Recorded data

— BEGIN —

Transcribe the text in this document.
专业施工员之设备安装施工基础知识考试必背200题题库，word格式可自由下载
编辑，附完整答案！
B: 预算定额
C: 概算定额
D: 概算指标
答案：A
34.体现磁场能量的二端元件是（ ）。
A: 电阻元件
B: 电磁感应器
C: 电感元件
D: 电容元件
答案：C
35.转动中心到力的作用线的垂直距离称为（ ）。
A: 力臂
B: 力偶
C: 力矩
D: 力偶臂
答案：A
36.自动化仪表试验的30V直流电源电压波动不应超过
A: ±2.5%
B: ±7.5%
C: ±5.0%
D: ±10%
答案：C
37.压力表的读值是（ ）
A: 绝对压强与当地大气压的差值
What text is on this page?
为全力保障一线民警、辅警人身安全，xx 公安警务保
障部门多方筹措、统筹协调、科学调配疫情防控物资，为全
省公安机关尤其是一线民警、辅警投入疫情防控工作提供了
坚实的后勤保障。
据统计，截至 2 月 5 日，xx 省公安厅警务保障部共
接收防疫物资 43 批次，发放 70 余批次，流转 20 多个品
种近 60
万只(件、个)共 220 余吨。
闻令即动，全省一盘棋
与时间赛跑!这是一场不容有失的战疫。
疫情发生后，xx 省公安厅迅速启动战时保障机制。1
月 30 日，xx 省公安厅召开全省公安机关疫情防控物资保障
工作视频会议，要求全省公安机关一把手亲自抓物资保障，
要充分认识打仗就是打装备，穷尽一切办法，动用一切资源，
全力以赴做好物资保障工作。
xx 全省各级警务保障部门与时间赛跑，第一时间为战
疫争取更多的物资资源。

— END —

Restate each entry exactly, skipping none.

WRITTEN SOLUTION:
Transcribe the text in this document.
专业施工员之设备安装施工基础知识考试必背200题题库，word格式可自由下载
编辑，附完整答案！
B: 预算定额
C: 概算定额
D: 概算指标
答案：A
34.体现磁场能量的二端元件是（ ）。
A: 电阻元件
B: 电磁感应器
C: 电感元件
D: 电容元件
答案：C
35.转动中心到力的作用线的垂直距离称为（ ）。
A: 力臂
B: 力偶
C: 力矩
D: 力偶臂
答案：A
36.自动化仪表试验的30V直流电源电压波动不应超过
A: ±2.5%
B: ±7.5%
C: ±5.0%
D: ±10%
答案：C
37.压力表的读值是（ ）
A: 绝对压强与当地大气压的差值
What text is on this page?
为全力保障一线民警、辅警人身安全，xx 公安警务保
障部门多方筹措、统筹协调、科学调配疫情防控物资，为全
省公安机关尤其是一线民警、辅警投入疫情防控工作提供了
坚实的后勤保障。
据统计，截至 2 月 5 日，xx 省公安厅警务保障部共
接收防疫物资 43 批次，发放 70 余批次，流转 20 多个品
种近 60
万只(件、个)共 220 余吨。
闻令即动，全省一盘棋
与时间赛跑!这是一场不容有失的战疫。
疫情发生后，xx 省公安厅迅速启动战时保障机制。1
月 30 日，xx 省公安厅召开全省公安机关疫情防控物资保障
工作视频会议，要求全省公安机关一把手亲自抓物资保障，
要充分认识打仗就是打装备，穷尽一切办法，动用一切资源，
全力以赴做好物资保障工作。
xx 全省各级警务保障部门与时间赛跑，第一时间为战
疫争取更多的物资资源。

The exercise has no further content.